◆ CHALLENGE ◆
Gather all lines from the material that contain "okoliczności".

◆ DATA LISTING ◆
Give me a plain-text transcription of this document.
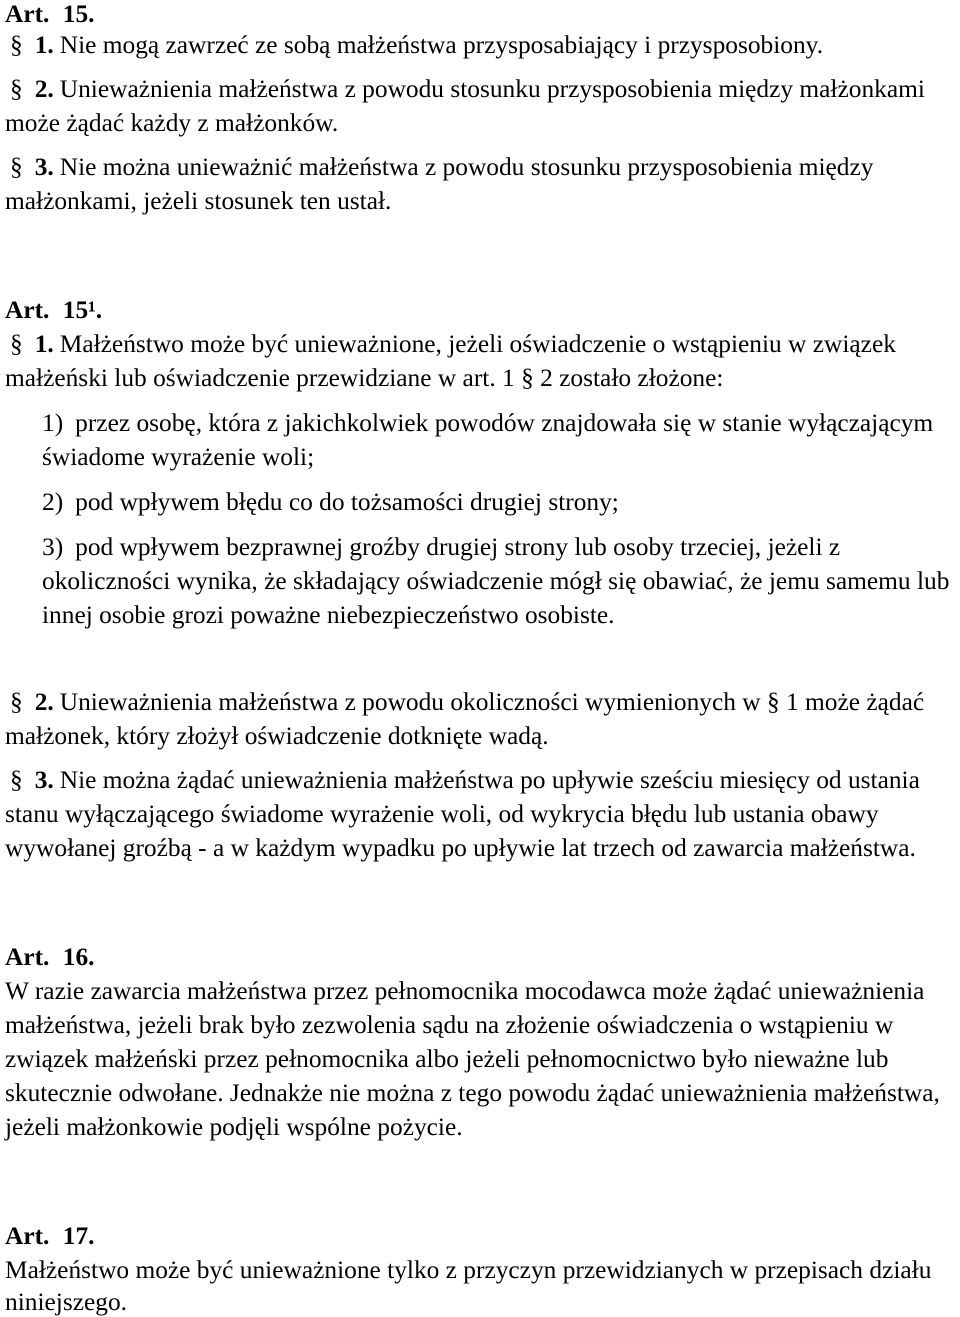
Art. 15.
§ 1. Nie mogą zawrzeć ze sobą małżeństwa przysposabiający i przysposobiony.
§ 2. Unieważnienia małżeństwa z powodu stosunku przysposobienia między małżonkami
może żądać każdy z małżonków.
§ 3. Nie można unieważnić małżeństwa z powodu stosunku przysposobienia między
małżonkami, jeżeli stosunek ten ustał.
Art. 15¹.
§ 1. Małżeństwo może być unieważnione, jeżeli oświadczenie o wstąpieniu w związek
małżeński lub oświadczenie przewidziane w art. 1 § 2 zostało złożone:
1) przez osobę, która z jakichkolwiek powodów znajdowała się w stanie wyłączającym
świadome wyrażenie woli;
2) pod wpływem błędu co do tożsamości drugiej strony;
3) pod wpływem bezprawnej groźby drugiej strony lub osoby trzeciej, jeżeli z
okoliczności wynika, że składający oświadczenie mógł się obawiać, że jemu samemu lub
innej osobie grozi poważne niebezpieczeństwo osobiste.
§ 2. Unieważnienia małżeństwa z powodu okoliczności wymienionych w § 1 może żądać
małżonek, który złożył oświadczenie dotknięte wadą.
§ 3. Nie można żądać unieważnienia małżeństwa po upływie sześciu miesięcy od ustania
stanu wyłączającego świadome wyrażenie woli, od wykrycia błędu lub ustania obawy
wywołanej groźbą - a w każdym wypadku po upływie lat trzech od zawarcia małżeństwa.
Art. 16.
W razie zawarcia małżeństwa przez pełnomocnika mocodawca może żądać unieważnienia
małżeństwa, jeżeli brak było zezwolenia sądu na złożenie oświadczenia o wstąpieniu w
związek małżeński przez pełnomocnika albo jeżeli pełnomocnictwo było nieważne lub
skutecznie odwołane. Jednakże nie można z tego powodu żądać unieważnienia małżeństwa,
jeżeli małżonkowie podjęli wspólne pożycie.
Art. 17.
Małżeństwo może być unieważnione tylko z przyczyn przewidzianych w przepisach działu
niniejszego.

◆ SOLUTION TO THE EXERCISE ◆
okoliczności wynika, że składający oświadczenie mógł się obawiać, że jemu samemu lub
§ 2. Unieważnienia małżeństwa z powodu okoliczności wymienionych w § 1 może żądać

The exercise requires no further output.